## Directions for this task
Restate the listing that follows word for word, without its pictures.

## The data
**********

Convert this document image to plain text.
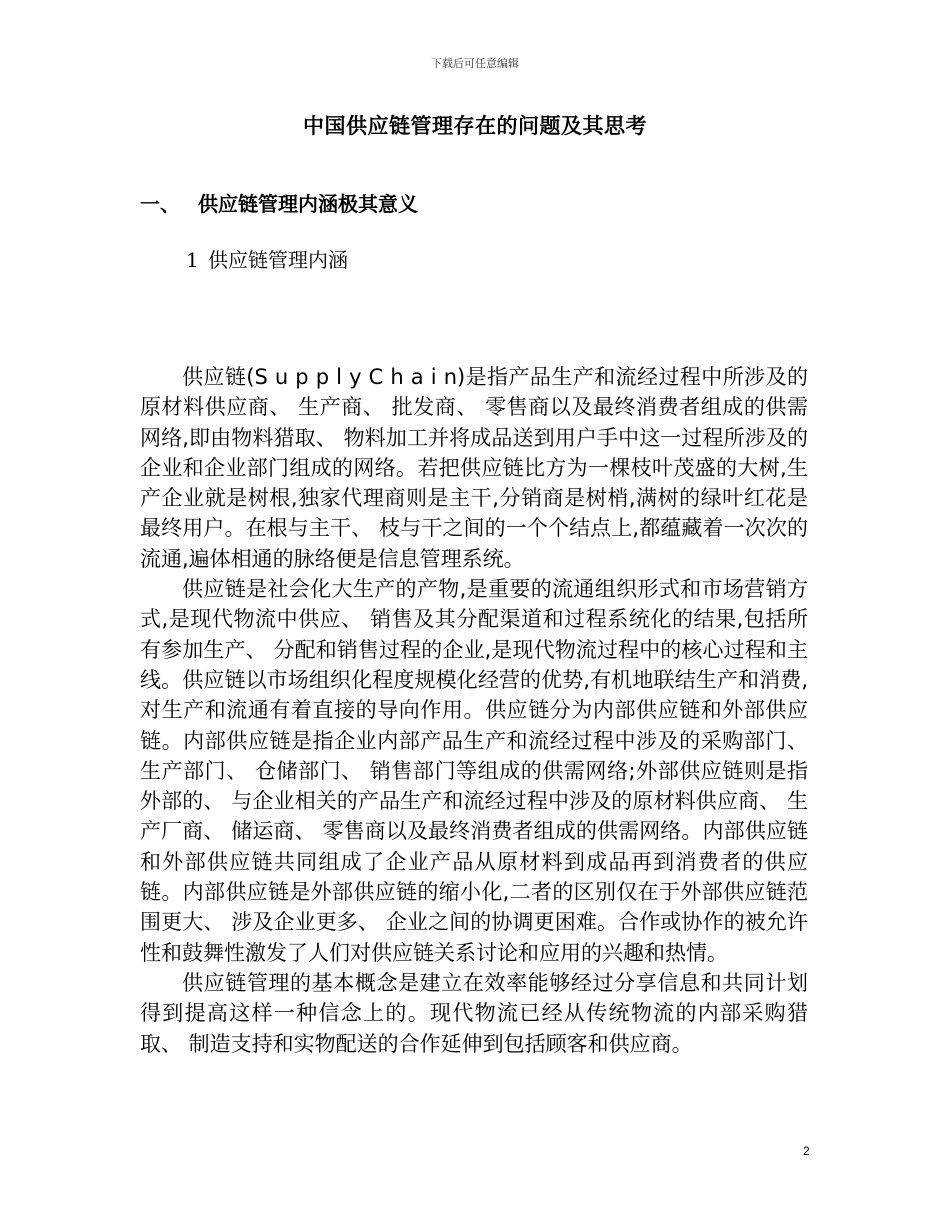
下载后可任意编辑
中国供应链管理存在的问题及其思考
一、 供应链管理内涵极其意义
1 供应链管理内涵

供应链(S u p p l y C h a i n)是指产品生产和流经过程中所涉及的原材料供应商、 生产商、 批发商、 零售商以及最终消费者组成的供需网络,即由物料猎取、 物料加工并将成品送到用户手中这一过程所涉及的企业和企业部门组成的网络。若把供应链比方为一棵枝叶茂盛的大树,生产企业就是树根,独家代理商则是主干,分销商是树梢,满树的绿叶红花是最终用户。在根与主干、 枝与干之间的一个个结点上,都蕴藏着一次次的流通,遍体相通的脉络便是信息管理系统。

供应链是社会化大生产的产物,是重要的流通组织形式和市场营销方式,是现代物流中供应、 销售及其分配渠道和过程系统化的结果,包括所有参加生产、 分配和销售过程的企业,是现代物流过程中的核心过程和主线。供应链以市场组织化程度规模化经营的优势,有机地联结生产和消费,对生产和流通有着直接的导向作用。供应链分为内部供应链和外部供应链。内部供应链是指企业内部产品生产和流经过程中涉及的采购部门、 生产部门、 仓储部门、 销售部门等组成的供需网络;外部供应链则是指外部的、 与企业相关的产品生产和流经过程中涉及的原材料供应商、 生产厂商、 储运商、 零售商以及最终消费者组成的供需网络。内部供应链和外部供应链共同组成了企业产品从原材料到成品再到消费者的供应链。内部供应链是外部供应链的缩小化,二者的区别仅在于外部供应链范围更大、 涉及企业更多、 企业之间的协调更困难。合作或协作的被允许性和鼓舞性激发了人们对供应链关系讨论和应用的兴趣和热情。

供应链管理的基本概念是建立在效率能够经过分享信息和共同计划得到提高这样一种信念上的。现代物流已经从传统物流的内部采购猎取、 制造支持和实物配送的合作延伸到包括顾客和供应商。

2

**********

## Task answer
Convert this document image to plain text.
下载后可任意编辑
中国供应链管理存在的问题及其思考
一、 供应链管理内涵极其意义
1 供应链管理内涵

供应链(S u p p l y C h a i n)是指产品生产和流经过程中所涉及的原材料供应商、 生产商、 批发商、 零售商以及最终消费者组成的供需网络,即由物料猎取、 物料加工并将成品送到用户手中这一过程所涉及的企业和企业部门组成的网络。若把供应链比方为一棵枝叶茂盛的大树,生产企业就是树根,独家代理商则是主干,分销商是树梢,满树的绿叶红花是最终用户。在根与主干、 枝与干之间的一个个结点上,都蕴藏着一次次的流通,遍体相通的脉络便是信息管理系统。

供应链是社会化大生产的产物,是重要的流通组织形式和市场营销方式,是现代物流中供应、 销售及其分配渠道和过程系统化的结果,包括所有参加生产、 分配和销售过程的企业,是现代物流过程中的核心过程和主线。供应链以市场组织化程度规模化经营的优势,有机地联结生产和消费,对生产和流通有着直接的导向作用。供应链分为内部供应链和外部供应链。内部供应链是指企业内部产品生产和流经过程中涉及的采购部门、 生产部门、 仓储部门、 销售部门等组成的供需网络;外部供应链则是指外部的、 与企业相关的产品生产和流经过程中涉及的原材料供应商、 生产厂商、 储运商、 零售商以及最终消费者组成的供需网络。内部供应链和外部供应链共同组成了企业产品从原材料到成品再到消费者的供应链。内部供应链是外部供应链的缩小化,二者的区别仅在于外部供应链范围更大、 涉及企业更多、 企业之间的协调更困难。合作或协作的被允许性和鼓舞性激发了人们对供应链关系讨论和应用的兴趣和热情。

供应链管理的基本概念是建立在效率能够经过分享信息和共同计划得到提高这样一种信念上的。现代物流已经从传统物流的内部采购猎取、 制造支持和实物配送的合作延伸到包括顾客和供应商。

2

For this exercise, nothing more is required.